→ Given text:
# How do I stop procrastinating on essays?



## lde22 (Oct 19, 2009)

I am taking English 1A (English Composition) for the third time. The first time I dropped it and the second time I failed it.

I have a 4 page essay do on Wednesday the 15th and so far I have only 1 paragraph written.

I get really anxious and overwhelmingly confused when trying to write essays. I don't know why. I waste most of my time just searching for sources and reading on how to do research and how to write essays.

How do I get over my anxiety and procrastination and just start writing this essay? Does anyone know how? Any suggestions? Thanks.

By the way the essay is on explaining the concept of marriage.


----------



## Perfectionist (Mar 19, 2004)

Does your school have some sort of writing centre? Sometimes you can go there to get tips on how to write and research essays, or even have a tutor person look over your paper.


----------



## Neptunus (Oct 29, 2007)

Work on it in spurts. I'm like the ultimate procrastinator, and I've found this system helpful: http://www.pomodorotechnique.com/

If you break it up, you won't get so overwhelmed. Start by brainstorming - write up a list of main points then string them together. http://www.write101.com/brainstorm.htm

You might want to start out on the pros and cons of marriage. Perhaps its relevance to modern American society. For example, it is much more common today for women to get married later, or not at all. But, that also differs regionally.

The sooner you start, the easier it'll be. Good luck!


----------



## marenubium87 (Jan 11, 2009)

→ Set exercise A: Quote the stretch of the essay-procrastination thread from "Does your school" through "also differs regionally." word for word.
→ Set exercise B:
Answer these questions about the essay-procrastination thread:
(i) What happened the second time lde22 took English 1A?
(ii) What kind of place at school does Perfectionist suggest visiting?
(iii) According to Neptunus, what is much more common today for women?
→ Set exercise C: Write the next part of the essay-procrastination thread, picking up right after its last line.

→ Data block:
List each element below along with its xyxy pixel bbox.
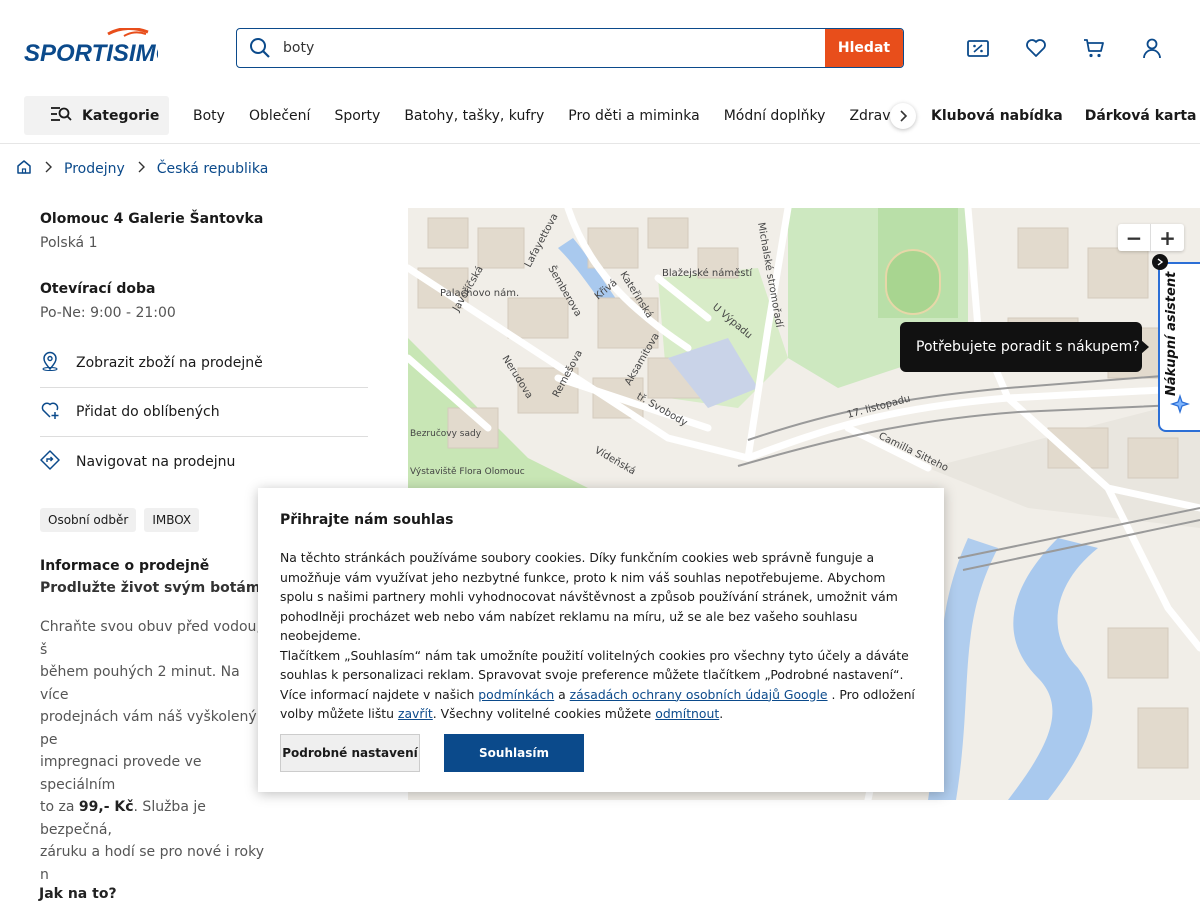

→ Exercise result A:
Does your school have some sort of writing centre? Sometimes you can go there to get tips on how to write and research essays, or even have a tutor person look over your paper.


----------



## Neptunus (Oct 29, 2007)

Work on it in spurts. I'm like the ultimate procrastinator, and I've found this system helpful: http://www.pomodorotechnique.com/

If you break it up, you won't get so overwhelmed. Start by brainstorming - write up a list of main points then string them together. http://www.write101.com/brainstorm.htm

You might want to start out on the pros and cons of marriage. Perhaps its relevance to modern American society. For example, it is much more common today for women to get married later, or not at all. But, that also differs regionally.

→ Exercise result B:
(i) lde22 failed it.
(ii) A writing centre.
(iii) Getting married later, or not at all.

→ Exercise result C:
Procrastination is often a by-product of perfectionism. Not sure if it's your case here, but at the risk of making an erroneous assumption:

Don't get hung up on making your first draft perfect. Don't spend ages trying to figure out the perfect way to craft that sentence. It is merely a first draft. If you know what you're going to write in a section but don't have the right words for it at the moment, just write something like (insert stuff about topic x here later). I find that eliminating or reducing these hang-ups helps me get something down on paper quickly and makes the process of filling in the blanks much easier when I sit down to look at it again.


----------



## Greg415 (Aug 24, 2010)

I'm procrastinating on an Essay for English 151 right now just by reading this. Only have my intro paragraph. Good tips in here though people, I will be checking back. I know how you feel OP, we just have to stick with it and not give up.


----------



## Belshazzar (Apr 12, 2010)

Neptunus said:


> Work on it in spurts. I'm like the ultimate procrastinator, and I've found this system helpful: http://www.pomodorotechnique.com/
> 
> If you break it up, you won't get so overwhelmed. Start by brainstorming - write up a list of main points then string them together. http://www.write101.com/brainstorm.htm
> 
> ...


I find taking breaks makes it harder to go back to the task. Maybe a short water or bathroom break, but that's it. But that's just me -- I like to do everything in huge chunks of time.

When I write longer papers, I don't like to start with an outline. I go through all my sources and mark possible citations, then list them either by source or theme. If whatever I'm reading gives me an idea or I see a relation between two quotes, I make a note next to the citation.

Only after I'm done doing that do I start the outline. That way it's much easier to organize ideas and you can see exactly where you need to find another citation if something's missing.


----------



## Belshazzar (Apr 12, 2010)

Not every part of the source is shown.